**Supplied data:**
■ ■ ■ ■ ■

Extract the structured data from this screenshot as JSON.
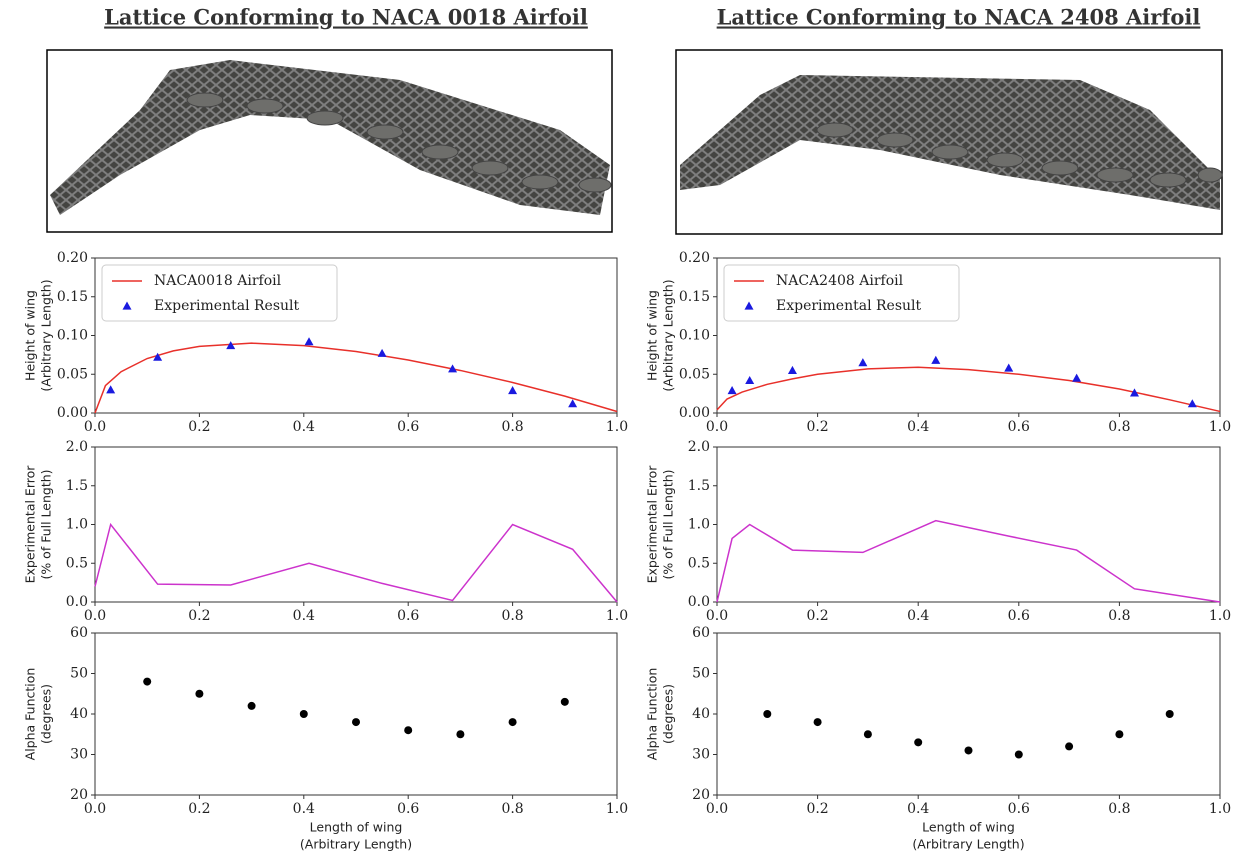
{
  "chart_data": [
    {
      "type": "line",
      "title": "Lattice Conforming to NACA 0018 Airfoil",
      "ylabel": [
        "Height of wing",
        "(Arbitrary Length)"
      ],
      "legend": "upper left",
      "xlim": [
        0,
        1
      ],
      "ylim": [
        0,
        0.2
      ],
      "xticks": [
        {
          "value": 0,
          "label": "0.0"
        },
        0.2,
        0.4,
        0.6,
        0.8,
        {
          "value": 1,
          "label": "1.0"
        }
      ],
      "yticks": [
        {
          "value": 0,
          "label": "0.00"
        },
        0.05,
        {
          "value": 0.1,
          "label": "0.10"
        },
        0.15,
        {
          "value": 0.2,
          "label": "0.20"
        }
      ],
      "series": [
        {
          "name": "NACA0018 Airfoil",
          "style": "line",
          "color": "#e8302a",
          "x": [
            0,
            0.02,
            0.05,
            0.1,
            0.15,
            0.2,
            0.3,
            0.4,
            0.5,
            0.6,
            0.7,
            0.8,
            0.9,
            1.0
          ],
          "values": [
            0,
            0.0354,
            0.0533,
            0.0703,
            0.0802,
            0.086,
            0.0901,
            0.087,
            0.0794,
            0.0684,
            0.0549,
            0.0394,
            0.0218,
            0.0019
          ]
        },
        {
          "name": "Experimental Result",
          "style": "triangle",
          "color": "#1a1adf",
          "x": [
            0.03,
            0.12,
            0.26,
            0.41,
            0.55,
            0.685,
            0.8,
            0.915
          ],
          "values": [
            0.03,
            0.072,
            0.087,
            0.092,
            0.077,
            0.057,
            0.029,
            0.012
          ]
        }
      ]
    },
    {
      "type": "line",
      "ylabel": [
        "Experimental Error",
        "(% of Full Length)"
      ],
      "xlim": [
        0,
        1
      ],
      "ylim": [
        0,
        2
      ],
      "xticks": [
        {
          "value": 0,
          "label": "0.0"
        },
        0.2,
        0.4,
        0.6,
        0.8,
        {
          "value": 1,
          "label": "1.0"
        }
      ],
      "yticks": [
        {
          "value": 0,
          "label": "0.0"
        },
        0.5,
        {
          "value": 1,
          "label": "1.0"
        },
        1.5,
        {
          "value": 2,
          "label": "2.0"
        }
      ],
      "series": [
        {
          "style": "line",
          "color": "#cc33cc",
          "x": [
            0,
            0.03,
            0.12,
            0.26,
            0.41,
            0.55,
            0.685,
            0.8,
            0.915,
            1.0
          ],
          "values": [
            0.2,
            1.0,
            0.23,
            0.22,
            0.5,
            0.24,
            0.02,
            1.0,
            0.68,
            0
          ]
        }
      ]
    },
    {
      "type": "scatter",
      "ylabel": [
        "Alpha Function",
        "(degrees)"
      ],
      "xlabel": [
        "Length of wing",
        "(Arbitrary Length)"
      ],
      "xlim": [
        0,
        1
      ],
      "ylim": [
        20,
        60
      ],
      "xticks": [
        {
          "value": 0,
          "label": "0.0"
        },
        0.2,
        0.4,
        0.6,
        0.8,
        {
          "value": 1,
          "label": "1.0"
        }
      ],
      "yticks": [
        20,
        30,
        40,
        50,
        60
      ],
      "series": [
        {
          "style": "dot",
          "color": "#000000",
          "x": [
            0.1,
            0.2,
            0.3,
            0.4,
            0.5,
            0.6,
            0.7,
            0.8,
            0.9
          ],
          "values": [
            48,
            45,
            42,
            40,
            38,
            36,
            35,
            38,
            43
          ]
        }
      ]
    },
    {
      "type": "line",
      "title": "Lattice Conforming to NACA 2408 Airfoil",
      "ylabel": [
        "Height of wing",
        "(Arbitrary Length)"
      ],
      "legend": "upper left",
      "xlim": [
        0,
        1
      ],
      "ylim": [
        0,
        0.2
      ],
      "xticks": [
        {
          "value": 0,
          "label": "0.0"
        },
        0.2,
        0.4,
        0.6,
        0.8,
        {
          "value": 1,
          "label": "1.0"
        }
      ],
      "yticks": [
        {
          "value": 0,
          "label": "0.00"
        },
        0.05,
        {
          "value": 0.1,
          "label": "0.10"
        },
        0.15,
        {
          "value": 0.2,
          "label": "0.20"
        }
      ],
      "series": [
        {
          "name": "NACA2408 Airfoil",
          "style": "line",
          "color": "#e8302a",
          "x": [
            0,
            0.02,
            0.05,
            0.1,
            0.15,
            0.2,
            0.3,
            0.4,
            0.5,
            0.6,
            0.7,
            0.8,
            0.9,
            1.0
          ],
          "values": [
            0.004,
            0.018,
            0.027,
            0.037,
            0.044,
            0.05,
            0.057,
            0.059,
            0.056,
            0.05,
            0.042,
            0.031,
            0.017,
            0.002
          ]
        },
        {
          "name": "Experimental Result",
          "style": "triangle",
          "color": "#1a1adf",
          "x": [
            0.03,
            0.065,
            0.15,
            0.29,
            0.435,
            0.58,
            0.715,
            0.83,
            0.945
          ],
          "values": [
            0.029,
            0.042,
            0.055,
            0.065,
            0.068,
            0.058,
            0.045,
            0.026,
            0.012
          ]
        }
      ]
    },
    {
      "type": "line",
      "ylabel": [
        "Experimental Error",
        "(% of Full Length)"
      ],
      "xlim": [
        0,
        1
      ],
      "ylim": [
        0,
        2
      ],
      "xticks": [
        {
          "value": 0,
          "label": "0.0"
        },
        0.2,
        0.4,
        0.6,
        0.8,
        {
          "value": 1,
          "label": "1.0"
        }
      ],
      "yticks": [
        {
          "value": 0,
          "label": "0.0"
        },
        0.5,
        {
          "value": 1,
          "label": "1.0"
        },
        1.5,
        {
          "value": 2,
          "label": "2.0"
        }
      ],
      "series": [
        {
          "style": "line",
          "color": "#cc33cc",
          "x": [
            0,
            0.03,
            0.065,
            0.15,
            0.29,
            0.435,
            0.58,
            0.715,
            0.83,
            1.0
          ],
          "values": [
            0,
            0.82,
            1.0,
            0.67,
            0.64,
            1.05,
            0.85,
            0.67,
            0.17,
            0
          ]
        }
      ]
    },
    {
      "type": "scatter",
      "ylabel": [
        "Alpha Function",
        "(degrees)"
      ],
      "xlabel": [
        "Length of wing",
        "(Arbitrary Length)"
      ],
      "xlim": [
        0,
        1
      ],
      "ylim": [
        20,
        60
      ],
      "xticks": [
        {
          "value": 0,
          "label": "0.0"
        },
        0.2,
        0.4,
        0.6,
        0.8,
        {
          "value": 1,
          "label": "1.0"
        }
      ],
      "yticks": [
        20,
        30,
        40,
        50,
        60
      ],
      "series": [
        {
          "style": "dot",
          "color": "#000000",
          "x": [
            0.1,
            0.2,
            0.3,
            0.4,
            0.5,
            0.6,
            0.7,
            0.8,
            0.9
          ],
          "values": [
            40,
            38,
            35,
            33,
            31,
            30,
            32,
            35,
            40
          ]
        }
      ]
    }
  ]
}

■ ■ ■ ■ ■

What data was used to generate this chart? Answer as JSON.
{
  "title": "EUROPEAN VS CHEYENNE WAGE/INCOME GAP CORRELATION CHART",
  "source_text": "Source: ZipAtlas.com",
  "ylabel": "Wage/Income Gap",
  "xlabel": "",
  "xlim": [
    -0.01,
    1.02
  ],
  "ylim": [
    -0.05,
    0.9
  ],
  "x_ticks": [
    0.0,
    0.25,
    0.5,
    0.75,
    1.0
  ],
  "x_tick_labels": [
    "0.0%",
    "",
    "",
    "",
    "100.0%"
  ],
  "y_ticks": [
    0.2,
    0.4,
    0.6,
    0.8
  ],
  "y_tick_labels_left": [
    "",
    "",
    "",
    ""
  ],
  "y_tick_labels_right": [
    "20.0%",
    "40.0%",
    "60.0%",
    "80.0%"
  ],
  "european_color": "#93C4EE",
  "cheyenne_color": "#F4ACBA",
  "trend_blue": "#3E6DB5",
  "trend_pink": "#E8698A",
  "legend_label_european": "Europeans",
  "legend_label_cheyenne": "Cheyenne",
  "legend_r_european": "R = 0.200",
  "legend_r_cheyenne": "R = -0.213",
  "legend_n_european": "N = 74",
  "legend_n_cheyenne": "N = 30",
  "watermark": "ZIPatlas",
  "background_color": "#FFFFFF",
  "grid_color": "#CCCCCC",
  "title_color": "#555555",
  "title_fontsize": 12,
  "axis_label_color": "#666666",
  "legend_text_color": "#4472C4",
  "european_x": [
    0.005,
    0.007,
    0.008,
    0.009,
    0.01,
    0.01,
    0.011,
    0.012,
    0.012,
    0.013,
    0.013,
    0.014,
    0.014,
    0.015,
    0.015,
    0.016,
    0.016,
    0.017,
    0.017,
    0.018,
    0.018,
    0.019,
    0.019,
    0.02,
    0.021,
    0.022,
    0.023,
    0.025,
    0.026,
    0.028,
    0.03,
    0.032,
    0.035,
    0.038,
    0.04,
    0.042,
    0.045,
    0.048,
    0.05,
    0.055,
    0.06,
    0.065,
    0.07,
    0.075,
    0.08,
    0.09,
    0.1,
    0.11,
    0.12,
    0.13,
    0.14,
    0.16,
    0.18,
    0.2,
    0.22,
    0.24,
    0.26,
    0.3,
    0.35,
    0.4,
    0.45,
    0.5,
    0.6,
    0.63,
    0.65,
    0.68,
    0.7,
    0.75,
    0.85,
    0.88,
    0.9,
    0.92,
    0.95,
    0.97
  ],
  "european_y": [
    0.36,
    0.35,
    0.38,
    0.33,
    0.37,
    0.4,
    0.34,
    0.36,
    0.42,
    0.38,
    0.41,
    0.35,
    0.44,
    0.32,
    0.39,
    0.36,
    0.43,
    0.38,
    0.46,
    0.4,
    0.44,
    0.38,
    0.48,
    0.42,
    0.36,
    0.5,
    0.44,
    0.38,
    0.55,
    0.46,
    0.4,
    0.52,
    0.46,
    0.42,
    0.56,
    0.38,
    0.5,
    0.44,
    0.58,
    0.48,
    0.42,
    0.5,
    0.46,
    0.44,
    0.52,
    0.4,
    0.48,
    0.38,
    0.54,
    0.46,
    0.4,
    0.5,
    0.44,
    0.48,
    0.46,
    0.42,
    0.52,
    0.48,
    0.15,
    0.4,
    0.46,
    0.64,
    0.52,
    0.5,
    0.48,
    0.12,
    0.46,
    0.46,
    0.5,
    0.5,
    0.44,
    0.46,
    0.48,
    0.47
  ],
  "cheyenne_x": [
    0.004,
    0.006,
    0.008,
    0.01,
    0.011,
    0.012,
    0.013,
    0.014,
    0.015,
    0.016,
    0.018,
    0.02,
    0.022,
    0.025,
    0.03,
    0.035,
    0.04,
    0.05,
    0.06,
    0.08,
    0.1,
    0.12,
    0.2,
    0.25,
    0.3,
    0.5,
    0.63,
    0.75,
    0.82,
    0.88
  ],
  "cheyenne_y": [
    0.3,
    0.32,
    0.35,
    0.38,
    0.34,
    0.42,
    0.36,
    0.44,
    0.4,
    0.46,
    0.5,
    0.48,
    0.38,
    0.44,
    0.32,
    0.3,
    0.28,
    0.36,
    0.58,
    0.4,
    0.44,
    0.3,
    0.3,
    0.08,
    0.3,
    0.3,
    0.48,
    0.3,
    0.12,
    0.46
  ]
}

■ ■ ■ ■ ■

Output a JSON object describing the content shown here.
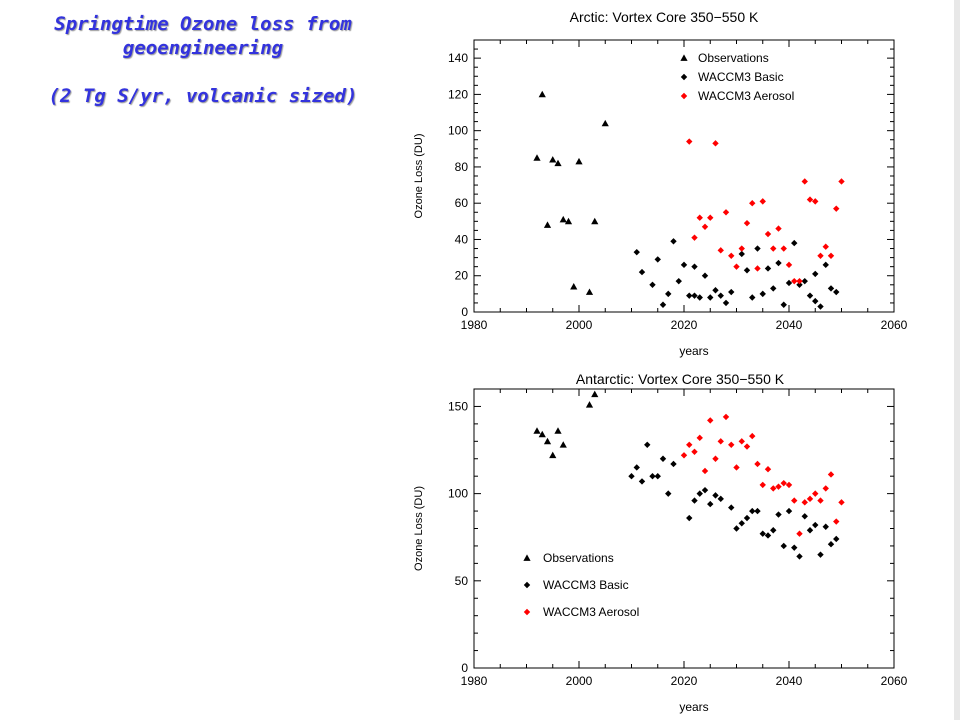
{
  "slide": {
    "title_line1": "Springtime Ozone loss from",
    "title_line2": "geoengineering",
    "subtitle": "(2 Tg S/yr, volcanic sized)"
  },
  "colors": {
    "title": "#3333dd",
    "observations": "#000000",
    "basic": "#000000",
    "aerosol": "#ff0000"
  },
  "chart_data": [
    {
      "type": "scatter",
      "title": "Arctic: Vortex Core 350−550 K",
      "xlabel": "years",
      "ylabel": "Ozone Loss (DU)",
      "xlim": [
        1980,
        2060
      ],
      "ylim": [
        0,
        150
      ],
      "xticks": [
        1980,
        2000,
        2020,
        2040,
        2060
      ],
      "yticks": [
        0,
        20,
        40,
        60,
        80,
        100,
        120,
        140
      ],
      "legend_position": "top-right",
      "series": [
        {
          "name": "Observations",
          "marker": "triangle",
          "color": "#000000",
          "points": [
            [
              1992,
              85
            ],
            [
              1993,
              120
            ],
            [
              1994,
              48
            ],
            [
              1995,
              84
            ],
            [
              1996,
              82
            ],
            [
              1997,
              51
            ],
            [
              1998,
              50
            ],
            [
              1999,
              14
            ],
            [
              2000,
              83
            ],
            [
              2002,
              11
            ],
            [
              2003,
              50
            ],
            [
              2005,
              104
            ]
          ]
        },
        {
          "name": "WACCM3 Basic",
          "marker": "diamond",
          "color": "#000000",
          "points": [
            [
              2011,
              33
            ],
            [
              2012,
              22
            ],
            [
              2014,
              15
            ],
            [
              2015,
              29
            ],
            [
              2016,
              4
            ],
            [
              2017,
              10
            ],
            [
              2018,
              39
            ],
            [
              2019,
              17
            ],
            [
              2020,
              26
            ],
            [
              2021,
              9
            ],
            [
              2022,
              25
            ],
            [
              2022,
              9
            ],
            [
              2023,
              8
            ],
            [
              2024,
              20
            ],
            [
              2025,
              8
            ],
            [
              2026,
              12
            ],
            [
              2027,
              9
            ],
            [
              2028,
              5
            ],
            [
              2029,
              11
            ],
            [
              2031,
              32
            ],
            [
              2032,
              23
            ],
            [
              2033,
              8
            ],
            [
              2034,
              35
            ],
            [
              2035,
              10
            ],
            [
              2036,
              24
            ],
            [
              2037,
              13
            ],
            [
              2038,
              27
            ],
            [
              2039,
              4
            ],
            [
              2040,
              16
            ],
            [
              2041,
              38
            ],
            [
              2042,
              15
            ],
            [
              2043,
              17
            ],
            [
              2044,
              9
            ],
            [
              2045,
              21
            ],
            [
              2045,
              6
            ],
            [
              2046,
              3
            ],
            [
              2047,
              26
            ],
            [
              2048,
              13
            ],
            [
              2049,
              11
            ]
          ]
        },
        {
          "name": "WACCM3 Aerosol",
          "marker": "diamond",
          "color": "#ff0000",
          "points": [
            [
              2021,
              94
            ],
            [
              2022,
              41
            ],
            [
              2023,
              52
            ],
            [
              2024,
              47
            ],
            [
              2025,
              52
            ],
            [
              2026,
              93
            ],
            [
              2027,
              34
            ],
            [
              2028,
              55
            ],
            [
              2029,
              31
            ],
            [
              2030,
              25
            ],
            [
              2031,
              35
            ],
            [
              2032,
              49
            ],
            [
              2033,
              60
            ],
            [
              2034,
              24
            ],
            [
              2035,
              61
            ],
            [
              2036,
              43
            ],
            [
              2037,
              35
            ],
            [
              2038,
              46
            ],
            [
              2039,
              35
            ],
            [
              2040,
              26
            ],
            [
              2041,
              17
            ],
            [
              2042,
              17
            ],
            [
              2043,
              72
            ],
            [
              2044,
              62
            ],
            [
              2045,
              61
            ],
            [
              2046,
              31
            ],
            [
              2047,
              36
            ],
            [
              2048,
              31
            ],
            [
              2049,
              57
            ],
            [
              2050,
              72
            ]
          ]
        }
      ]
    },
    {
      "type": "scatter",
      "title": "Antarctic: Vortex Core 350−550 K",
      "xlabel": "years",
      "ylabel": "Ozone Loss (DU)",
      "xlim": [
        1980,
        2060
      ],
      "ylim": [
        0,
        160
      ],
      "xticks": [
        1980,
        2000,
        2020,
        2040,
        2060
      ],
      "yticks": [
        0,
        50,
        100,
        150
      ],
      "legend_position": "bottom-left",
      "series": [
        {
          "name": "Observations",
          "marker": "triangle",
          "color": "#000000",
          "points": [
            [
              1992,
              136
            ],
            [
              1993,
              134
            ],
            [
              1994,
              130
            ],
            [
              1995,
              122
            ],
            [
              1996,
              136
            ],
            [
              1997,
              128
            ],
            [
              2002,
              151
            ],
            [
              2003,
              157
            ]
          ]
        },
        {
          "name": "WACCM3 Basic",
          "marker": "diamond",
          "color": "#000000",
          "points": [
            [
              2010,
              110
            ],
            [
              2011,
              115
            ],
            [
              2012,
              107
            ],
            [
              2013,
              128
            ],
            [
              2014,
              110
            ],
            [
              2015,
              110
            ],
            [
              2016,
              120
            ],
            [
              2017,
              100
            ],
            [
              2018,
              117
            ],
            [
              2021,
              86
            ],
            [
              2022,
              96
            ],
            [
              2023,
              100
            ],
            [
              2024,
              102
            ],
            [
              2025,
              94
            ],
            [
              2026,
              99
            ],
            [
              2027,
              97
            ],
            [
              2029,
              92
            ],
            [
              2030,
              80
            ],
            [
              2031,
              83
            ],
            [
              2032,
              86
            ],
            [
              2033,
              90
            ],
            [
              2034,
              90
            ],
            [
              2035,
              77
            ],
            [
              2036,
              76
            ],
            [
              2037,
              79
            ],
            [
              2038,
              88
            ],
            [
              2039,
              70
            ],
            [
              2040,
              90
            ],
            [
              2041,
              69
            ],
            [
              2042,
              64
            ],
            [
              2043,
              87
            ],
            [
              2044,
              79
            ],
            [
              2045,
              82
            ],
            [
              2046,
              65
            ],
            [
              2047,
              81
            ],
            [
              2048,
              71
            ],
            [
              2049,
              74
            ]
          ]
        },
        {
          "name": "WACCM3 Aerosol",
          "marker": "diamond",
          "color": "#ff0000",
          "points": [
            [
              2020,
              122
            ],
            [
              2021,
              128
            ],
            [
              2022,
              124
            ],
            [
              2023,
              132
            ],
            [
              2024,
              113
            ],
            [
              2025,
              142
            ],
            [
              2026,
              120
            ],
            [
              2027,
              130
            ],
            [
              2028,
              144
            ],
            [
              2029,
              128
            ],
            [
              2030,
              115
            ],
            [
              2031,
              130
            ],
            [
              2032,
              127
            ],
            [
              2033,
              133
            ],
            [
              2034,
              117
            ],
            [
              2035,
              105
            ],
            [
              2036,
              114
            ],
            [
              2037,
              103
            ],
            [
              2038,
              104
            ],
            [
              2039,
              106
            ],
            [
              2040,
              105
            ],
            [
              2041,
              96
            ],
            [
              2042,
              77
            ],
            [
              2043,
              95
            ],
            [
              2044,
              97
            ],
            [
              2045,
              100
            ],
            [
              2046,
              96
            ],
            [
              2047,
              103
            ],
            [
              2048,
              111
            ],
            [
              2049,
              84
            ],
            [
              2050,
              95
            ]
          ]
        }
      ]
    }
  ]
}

■ ■ ■ ■ ■

**What the task asks:** Say how many lines in the records contain the string "Conforming", and say nothing else.

**Result:** 2